Collected data
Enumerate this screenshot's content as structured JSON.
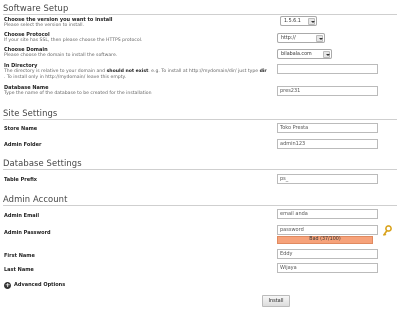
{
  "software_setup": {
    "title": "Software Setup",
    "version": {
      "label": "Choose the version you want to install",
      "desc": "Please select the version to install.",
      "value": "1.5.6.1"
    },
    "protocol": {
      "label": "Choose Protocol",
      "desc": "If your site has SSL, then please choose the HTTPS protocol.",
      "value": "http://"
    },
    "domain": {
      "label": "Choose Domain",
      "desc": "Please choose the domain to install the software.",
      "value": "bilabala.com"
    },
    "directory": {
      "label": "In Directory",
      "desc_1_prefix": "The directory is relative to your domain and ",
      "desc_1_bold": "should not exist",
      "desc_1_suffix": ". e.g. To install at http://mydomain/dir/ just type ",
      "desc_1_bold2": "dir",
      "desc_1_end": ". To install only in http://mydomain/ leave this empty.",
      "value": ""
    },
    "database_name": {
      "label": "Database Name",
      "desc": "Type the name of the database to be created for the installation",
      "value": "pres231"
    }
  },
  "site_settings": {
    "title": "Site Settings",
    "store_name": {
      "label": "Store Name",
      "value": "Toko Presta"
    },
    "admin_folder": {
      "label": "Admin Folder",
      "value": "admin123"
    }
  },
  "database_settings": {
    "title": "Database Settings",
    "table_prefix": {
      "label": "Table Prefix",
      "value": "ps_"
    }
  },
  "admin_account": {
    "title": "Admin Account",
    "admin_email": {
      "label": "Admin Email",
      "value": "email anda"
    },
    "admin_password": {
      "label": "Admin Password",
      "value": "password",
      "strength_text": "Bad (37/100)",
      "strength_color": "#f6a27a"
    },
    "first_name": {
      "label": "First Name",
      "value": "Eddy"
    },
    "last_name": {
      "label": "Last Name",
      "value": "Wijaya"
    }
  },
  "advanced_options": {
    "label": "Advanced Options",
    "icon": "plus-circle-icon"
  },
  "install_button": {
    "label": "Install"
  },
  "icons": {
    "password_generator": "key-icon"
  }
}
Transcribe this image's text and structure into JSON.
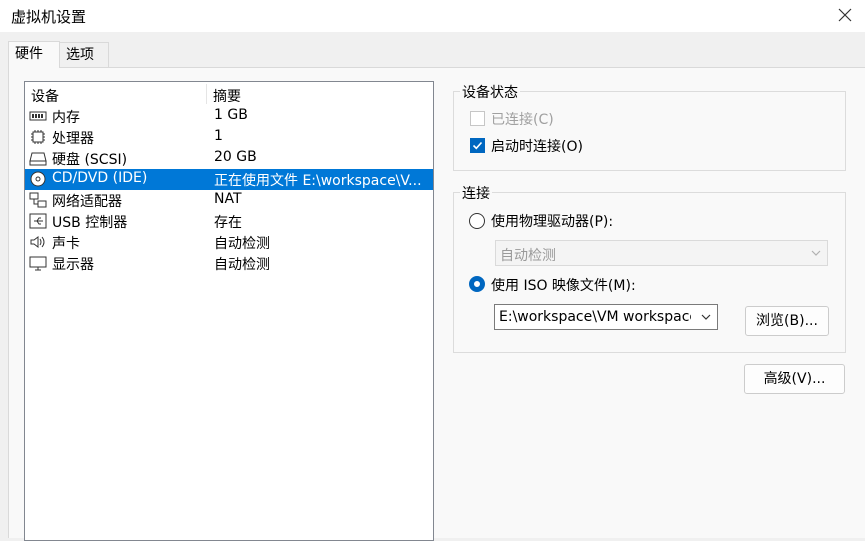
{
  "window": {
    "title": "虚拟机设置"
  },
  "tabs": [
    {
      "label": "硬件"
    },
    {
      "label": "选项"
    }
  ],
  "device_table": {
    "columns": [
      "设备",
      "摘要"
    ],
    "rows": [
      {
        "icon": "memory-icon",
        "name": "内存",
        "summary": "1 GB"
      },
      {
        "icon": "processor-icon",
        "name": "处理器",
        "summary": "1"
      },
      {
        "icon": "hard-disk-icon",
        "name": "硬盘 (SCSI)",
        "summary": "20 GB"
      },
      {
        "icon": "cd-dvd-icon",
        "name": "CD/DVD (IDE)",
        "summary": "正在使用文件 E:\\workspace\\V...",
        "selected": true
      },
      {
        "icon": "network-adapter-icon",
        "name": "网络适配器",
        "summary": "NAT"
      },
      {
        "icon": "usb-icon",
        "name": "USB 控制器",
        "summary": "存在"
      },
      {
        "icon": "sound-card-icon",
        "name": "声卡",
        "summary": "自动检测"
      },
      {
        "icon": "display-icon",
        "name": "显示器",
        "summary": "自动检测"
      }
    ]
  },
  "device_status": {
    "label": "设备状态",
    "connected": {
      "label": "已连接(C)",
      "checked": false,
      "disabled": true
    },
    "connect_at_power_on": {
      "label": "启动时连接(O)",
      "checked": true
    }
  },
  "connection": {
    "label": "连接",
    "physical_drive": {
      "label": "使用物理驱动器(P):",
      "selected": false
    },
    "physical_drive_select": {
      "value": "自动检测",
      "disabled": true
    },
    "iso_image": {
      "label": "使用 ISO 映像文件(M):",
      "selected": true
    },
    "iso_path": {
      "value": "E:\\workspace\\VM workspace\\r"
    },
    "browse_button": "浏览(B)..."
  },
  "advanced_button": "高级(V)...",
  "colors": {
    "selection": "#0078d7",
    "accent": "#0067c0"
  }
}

- Written instruction: Above are records with pictures; repeat the records exactly and leave the pictures out.

- Exercise answer:
Enumerate this screenshot's content as structured JSON.
{
  "software_setup": {
    "title": "Software Setup",
    "version": {
      "label": "Choose the version you want to install",
      "desc": "Please select the version to install.",
      "value": "1.5.6.1"
    },
    "protocol": {
      "label": "Choose Protocol",
      "desc": "If your site has SSL, then please choose the HTTPS protocol.",
      "value": "http://"
    },
    "domain": {
      "label": "Choose Domain",
      "desc": "Please choose the domain to install the software.",
      "value": "bilabala.com"
    },
    "directory": {
      "label": "In Directory",
      "desc_1_prefix": "The directory is relative to your domain and ",
      "desc_1_bold": "should not exist",
      "desc_1_suffix": ". e.g. To install at http://mydomain/dir/ just type ",
      "desc_1_bold2": "dir",
      "desc_1_end": ". To install only in http://mydomain/ leave this empty.",
      "value": ""
    },
    "database_name": {
      "label": "Database Name",
      "desc": "Type the name of the database to be created for the installation",
      "value": "pres231"
    }
  },
  "site_settings": {
    "title": "Site Settings",
    "store_name": {
      "label": "Store Name",
      "value": "Toko Presta"
    },
    "admin_folder": {
      "label": "Admin Folder",
      "value": "admin123"
    }
  },
  "database_settings": {
    "title": "Database Settings",
    "table_prefix": {
      "label": "Table Prefix",
      "value": "ps_"
    }
  },
  "admin_account": {
    "title": "Admin Account",
    "admin_email": {
      "label": "Admin Email",
      "value": "email anda"
    },
    "admin_password": {
      "label": "Admin Password",
      "value": "password",
      "strength_text": "Bad (37/100)",
      "strength_color": "#f6a27a"
    },
    "first_name": {
      "label": "First Name",
      "value": "Eddy"
    },
    "last_name": {
      "label": "Last Name",
      "value": "Wijaya"
    }
  },
  "advanced_options": {
    "label": "Advanced Options",
    "icon": "plus-circle-icon"
  },
  "install_button": {
    "label": "Install"
  },
  "icons": {
    "password_generator": "key-icon"
  }
}
Transcribe this image's text and structure into JSON.
{
  "window": {
    "title": "虚拟机设置"
  },
  "tabs": [
    {
      "label": "硬件"
    },
    {
      "label": "选项"
    }
  ],
  "device_table": {
    "columns": [
      "设备",
      "摘要"
    ],
    "rows": [
      {
        "icon": "memory-icon",
        "name": "内存",
        "summary": "1 GB"
      },
      {
        "icon": "processor-icon",
        "name": "处理器",
        "summary": "1"
      },
      {
        "icon": "hard-disk-icon",
        "name": "硬盘 (SCSI)",
        "summary": "20 GB"
      },
      {
        "icon": "cd-dvd-icon",
        "name": "CD/DVD (IDE)",
        "summary": "正在使用文件 E:\\workspace\\V...",
        "selected": true
      },
      {
        "icon": "network-adapter-icon",
        "name": "网络适配器",
        "summary": "NAT"
      },
      {
        "icon": "usb-icon",
        "name": "USB 控制器",
        "summary": "存在"
      },
      {
        "icon": "sound-card-icon",
        "name": "声卡",
        "summary": "自动检测"
      },
      {
        "icon": "display-icon",
        "name": "显示器",
        "summary": "自动检测"
      }
    ]
  },
  "device_status": {
    "label": "设备状态",
    "connected": {
      "label": "已连接(C)",
      "checked": false,
      "disabled": true
    },
    "connect_at_power_on": {
      "label": "启动时连接(O)",
      "checked": true
    }
  },
  "connection": {
    "label": "连接",
    "physical_drive": {
      "label": "使用物理驱动器(P):",
      "selected": false
    },
    "physical_drive_select": {
      "value": "自动检测",
      "disabled": true
    },
    "iso_image": {
      "label": "使用 ISO 映像文件(M):",
      "selected": true
    },
    "iso_path": {
      "value": "E:\\workspace\\VM workspace\\r"
    },
    "browse_button": "浏览(B)..."
  },
  "advanced_button": "高级(V)...",
  "colors": {
    "selection": "#0078d7",
    "accent": "#0067c0"
  }
}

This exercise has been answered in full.